• **Data entries**
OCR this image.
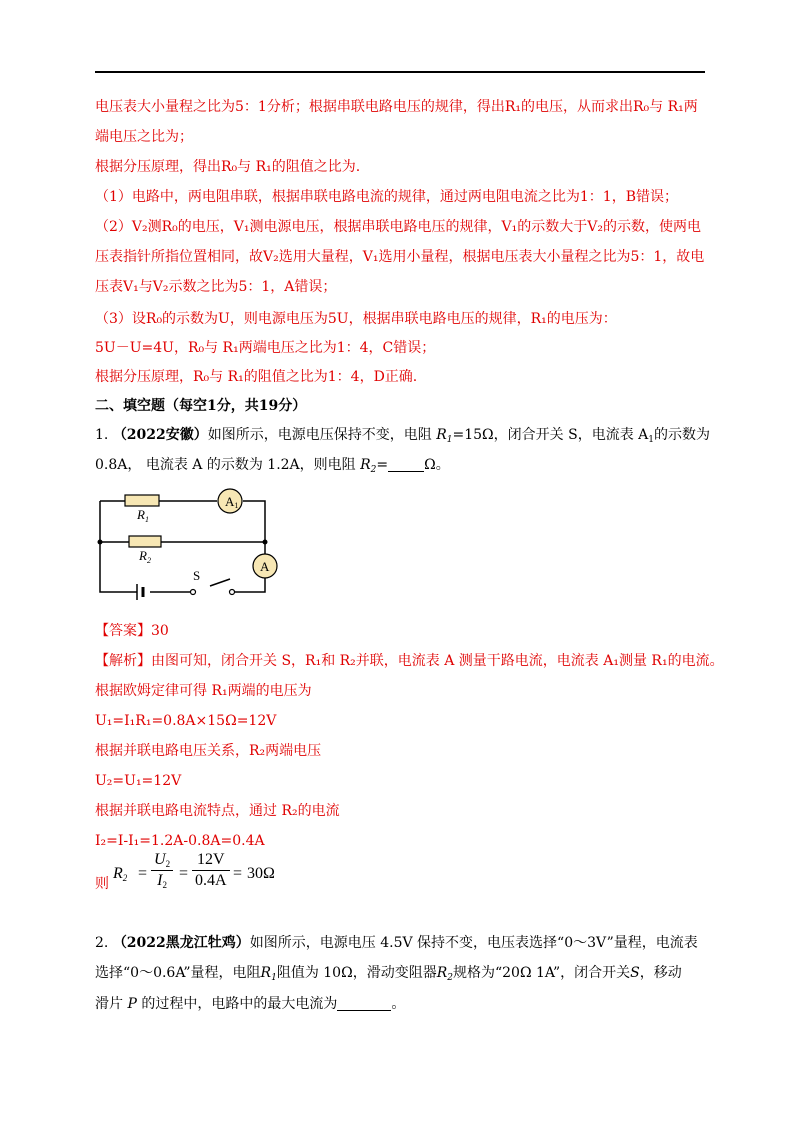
电压表大小量程之比为5：1分析；根据串联电路电压的规律，得出R₁的电压，从而求出R₀与 R₁两
端电压之比为；
根据分压原理，得出R₀与 R₁的阻值之比为.
（1）电路中，两电阻串联，根据串联电路电流的规律，通过两电阻电流之比为1：1，B错误；
（2）V₂测R₀的电压，V₁测电源电压，根据串联电路电压的规律，V₁的示数大于V₂的示数，使两电
压表指针所指位置相同，故V₂选用大量程，V₁选用小量程，根据电压表大小量程之比为5：1，故电
压表V₁与V₂示数之比为5：1，A错误；
（3）设R₀的示数为U，则电源电压为5U，根据串联电路电压的规律，R₁的电压为：
5U－U=4U，R₀与 R₁两端电压之比为1：4，C错误；
根据分压原理，R₀与 R₁的阻值之比为1：4，D正确.
二、填空题（每空1分，共19分）
1. （2022安徽）如图所示，电源电压保持不变，电阻 $R_1=15\Omega$，闭合开关 S，电流表 $A_1$的示数为
0.8A， 电流表 A 的示数为 1.2A，则电阻 $R_2=$	Ω。
A1
A
$R_1$
$R_2$
S
【答案】30
【解析】由图可知，闭合开关 S，R₁和 R₂并联，电流表 A 测量干路电流，电流表 A₁测量 R₁的电流。
根据欧姆定律可得 R₁两端的电压为
U₁=I₁R₁=0.8A×15Ω=12V
根据并联电路电压关系，R₂两端电压
U₂=U₁=12V
根据并联电路电流特点，通过 R₂的电流
I₂=I-I₁=1.2A-0.8A=0.4A
则
$R_2$ =
$U_2$
$I_2$
=
12V
0.4A = 30Ω
2. （2022黑龙江牡鸡）如图所示，电源电压 4.5V 保持不变，电压表选择“0～3V”量程，电流表
选择“0～0.6A”量程，电阻$R_1$阻值为 10Ω，滑动变阻器$R_2$规格为“20Ω 1A”，闭合开关S，移动
滑片 P 的过程中，电路中的最大电流为	。
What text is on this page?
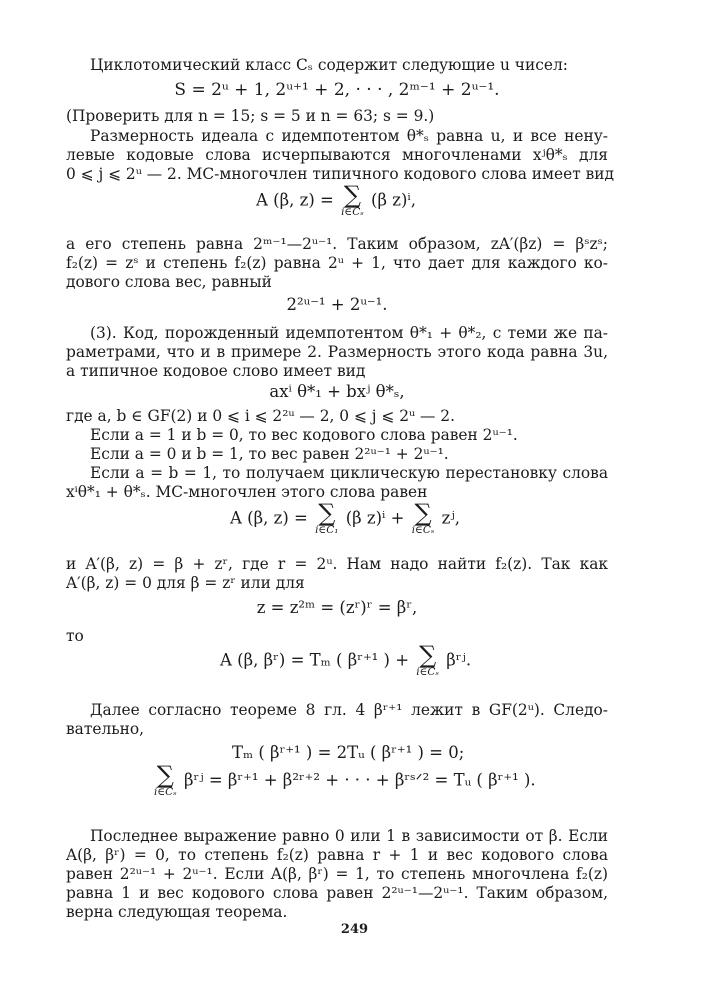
Циклотомический класс Cₛ содержит следующие u чисел:
S = 2ᵘ + 1, 2ᵘ⁺¹ + 2, · · · , 2ᵐ⁻¹ + 2ᵘ⁻¹.
(Проверить для n = 15; s = 5 и n = 63; s = 9.)
Размерность идеала с идемпотентом θ*ₛ равна u, и все нену-
левые кодовые слова исчерпываются многочленами xʲθ*ₛ для
0 ⩽ j ⩽ 2ᵘ — 2. MC-многочлен типичного кодового слова имеет вид
A (β, z) = ∑
i∈Cₛ
(β z)ⁱ,
а его степень равна 2ᵐ⁻¹—2ᵘ⁻¹. Таким образом, zA′(βz) = βˢzˢ;
f₂(z) = zˢ и степень f₂(z) равна 2ᵘ + 1, что дает для каждого ко-
дового слова вес, равный
2²ᵘ⁻¹ + 2ᵘ⁻¹.
(3). Код, порожденный идемпотентом θ*₁ + θ*₂, с теми же па-
раметрами, что и в примере 2. Размерность этого кода равна 3u,
а типичное кодовое слово имеет вид
axⁱ θ*₁ + bxʲ θ*ₛ,
где a, b ∈ GF(2) и 0 ⩽ i ⩽ 2²ᵘ — 2, 0 ⩽ j ⩽ 2ᵘ — 2.
Если a = 1 и b = 0, то вес кодового слова равен 2ᵘ⁻¹.
Если a = 0 и b = 1, то вес равен 2²ᵘ⁻¹ + 2ᵘ⁻¹.
Если a = b = 1, то получаем циклическую перестановку слова
xⁱθ*₁ + θ*ₛ. MC-многочлен этого слова равен
A (β, z) = ∑
i∈C₁
(β z)ⁱ + ∑
i∈Cₛ
zʲ,
и A′(β, z) = β + zʳ, где r = 2ᵘ. Нам надо найти f₂(z). Так как
A′(β, z) = 0 для β = zʳ или для
z = z²ᵐ = (zʳ)ʳ = βʳ,
то
A (β, βʳ) = Tₘ ( βʳ⁺¹ ) + ∑
i∈Cₛ
βʳʲ.
Далее согласно теореме 8 гл. 4 βʳ⁺¹ лежит в GF(2ᵘ). Следо-
вательно,
Tₘ ( βʳ⁺¹ ) = 2Tᵤ ( βʳ⁺¹ ) = 0;
∑
i∈Cₛ
βʳʲ = βʳ⁺¹ + β²ʳ⁺² + · · · + βʳˢᐟ² = Tᵤ ( βʳ⁺¹ ).
Последнее выражение равно 0 или 1 в зависимости от β. Если
A(β, βʳ) = 0, то степень f₂(z) равна r + 1 и вес кодового слова
равен 2²ᵘ⁻¹ + 2ᵘ⁻¹. Если A(β, βʳ) = 1, то степень многочлена f₂(z)
равна 1 и вес кодового слова равен 2²ᵘ⁻¹—2ᵘ⁻¹. Таким образом,
верна следующая теорема.
249
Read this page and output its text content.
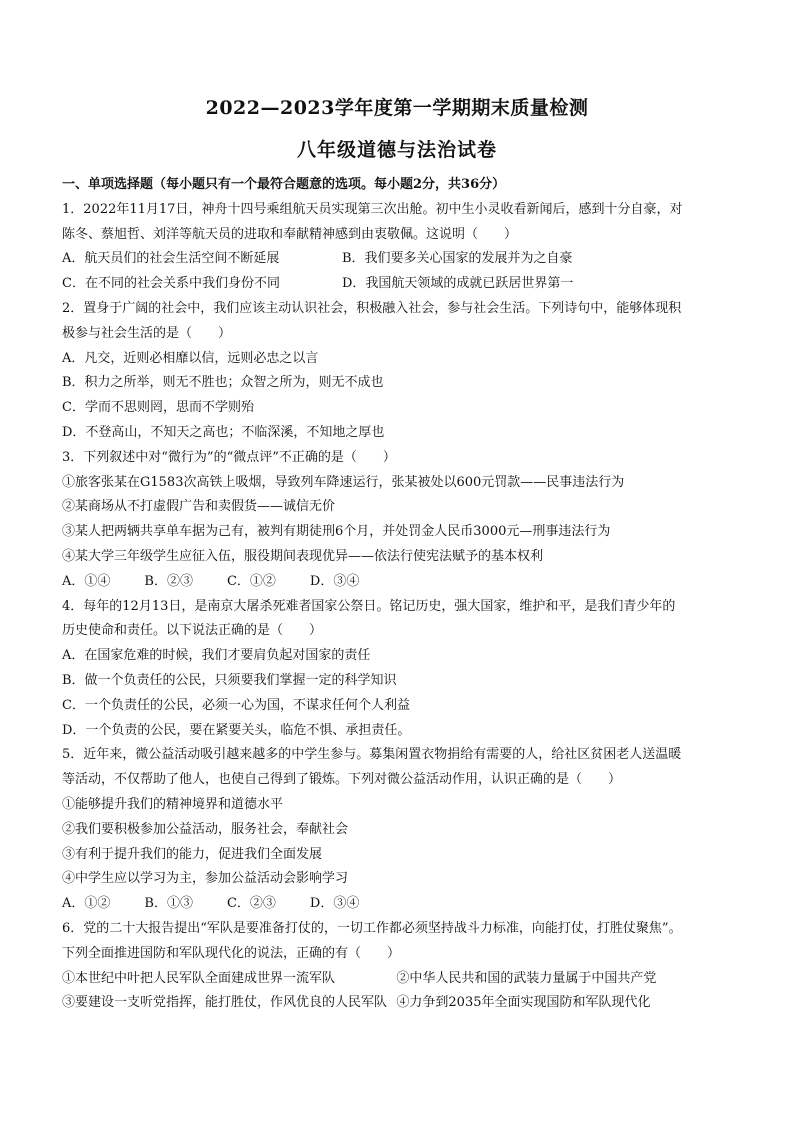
2022—2023学年度第一学期期末质量检测
八年级道德与法治试卷
一、单项选择题（每小题只有一个最符合题意的选项。每小题2分，共36分）
1．2022年11月17日，神舟十四号乘组航天员实现第三次出舱。初中生小灵收看新闻后，感到十分自豪，对
陈冬、蔡旭哲、刘洋等航天员的进取和奉献精神感到由衷敬佩。这说明（　　）
A．航天员们的社会生活空间不断延展	B．我们要多关心国家的发展并为之自豪
C．在不同的社会关系中我们身份不同	D．我国航天领域的成就已跃居世界第一
2．置身于广阔的社会中，我们应该主动认识社会，积极融入社会，参与社会生活。下列诗句中，能够体现积
极参与社会生活的是（　　）
A．凡交，近则必相靡以信，远则必忠之以言
B．积力之所举，则无不胜也；众智之所为，则无不成也
C．学而不思则罔，思而不学则殆
D．不登高山，不知天之高也；不临深溪，不知地之厚也
3．下列叙述中对“微行为”的“微点评”不正确的是（　　）
①旅客张某在G1583次高铁上吸烟，导致列车降速运行，张某被处以600元罚款——民事违法行为
②某商场从不打虚假广告和卖假货——诚信无价
③某人把两辆共享单车据为己有，被判有期徒刑6个月，并处罚金人民币3000元—刑事违法行为
④某大学三年级学生应征入伍，服役期间表现优异——依法行使宪法赋予的基本权利
A．①④	B．②③	C．①②	D．③④
4．每年的12月13日，是南京大屠杀死难者国家公祭日。铭记历史，强大国家，维护和平，是我们青少年的
历史使命和责任。以下说法正确的是（　　）
A．在国家危难的时候，我们才要肩负起对国家的责任
B．做一个负责任的公民，只须要我们掌握一定的科学知识
C．一个负责任的公民，必须一心为国，不谋求任何个人利益
D．一个负责的公民，要在紧要关头，临危不惧、承担责任。
5．近年来，微公益活动吸引越来越多的中学生参与。募集闲置衣物捐给有需要的人，给社区贫困老人送温暖
等活动，不仅帮助了他人，也使自己得到了锻炼。下列对微公益活动作用，认识正确的是（　　）
①能够提升我们的精神境界和道德水平
②我们要积极参加公益活动，服务社会，奉献社会
③有利于提升我们的能力，促进我们全面发展
④中学生应以学习为主，参加公益活动会影响学习
A．①②	B．①③	C．②③	D．③④
6．党的二十大报告提出“军队是要准备打仗的，一切工作都必须坚持战斗力标准，向能打仗，打胜仗聚焦”。
下列全面推进国防和军队现代化的说法，正确的有（　　）
①本世纪中叶把人民军队全面建成世界一流军队	②中华人民共和国的武装力量属于中国共产党
③要建设一支听党指挥，能打胜仗，作风优良的人民军队 ④力争到2035年全面实现国防和军队现代化
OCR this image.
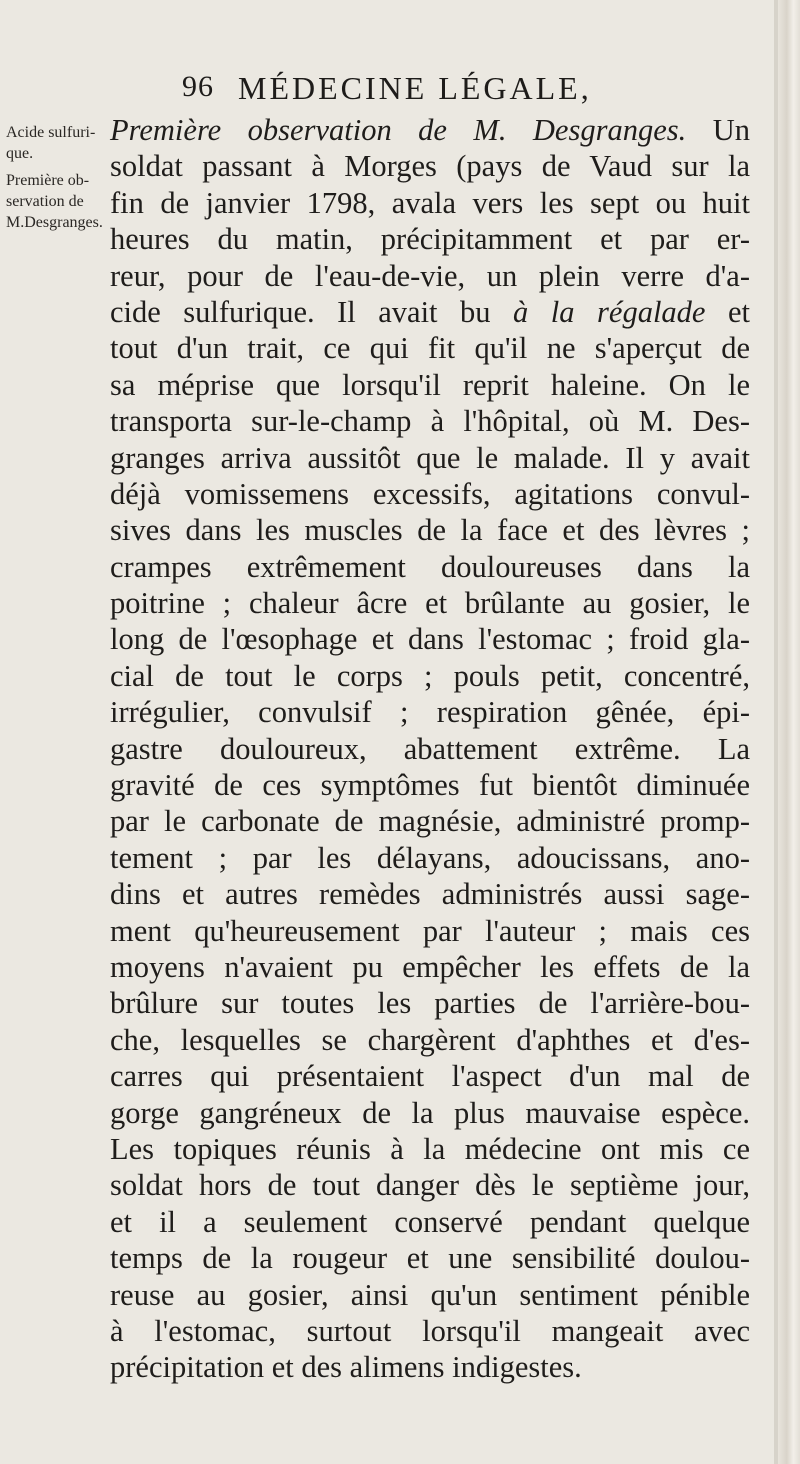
96 MÉDECINE LÉGALE,
Acide sulfuri-
que.
Première ob-
servation de
M.Desgranges.
Première observation de M. Desgranges. Un
soldat passant à Morges (pays de Vaud sur la
fin de janvier 1798, avala vers les sept ou huit
heures du matin, précipitamment et par er-
reur, pour de l'eau-de-vie, un plein verre d'a-
cide sulfurique. Il avait bu à la régalade et
tout d'un trait, ce qui fit qu'il ne s'aperçut de
sa méprise que lorsqu'il reprit haleine. On le
transporta sur-le-champ à l'hôpital, où M. Des-
granges arriva aussitôt que le malade. Il y avait
déjà vomissemens excessifs, agitations convul-
sives dans les muscles de la face et des lèvres ;
crampes extrêmement douloureuses dans la
poitrine ; chaleur âcre et brûlante au gosier, le
long de l'œsophage et dans l'estomac ; froid gla-
cial de tout le corps ; pouls petit, concentré,
irrégulier, convulsif ; respiration gênée, épi-
gastre douloureux, abattement extrême. La
gravité de ces symptômes fut bientôt diminuée
par le carbonate de magnésie, administré promp-
tement ; par les délayans, adoucissans, ano-
dins et autres remèdes administrés aussi sage-
ment qu'heureusement par l'auteur ; mais ces
moyens n'avaient pu empêcher les effets de la
brûlure sur toutes les parties de l'arrière-bou-
che, lesquelles se chargèrent d'aphthes et d'es-
carres qui présentaient l'aspect d'un mal de
gorge gangréneux de la plus mauvaise espèce.
Les topiques réunis à la médecine ont mis ce
soldat hors de tout danger dès le septième jour,
et il a seulement conservé pendant quelque
temps de la rougeur et une sensibilité doulou-
reuse au gosier, ainsi qu'un sentiment pénible
à l'estomac, surtout lorsqu'il mangeait avec
précipitation et des alimens indigestes.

• **Problem statement**
From the entries above, list each line with "text" in it.

• **Answer to this task**
What text is on this page?
Read this page and output its text content.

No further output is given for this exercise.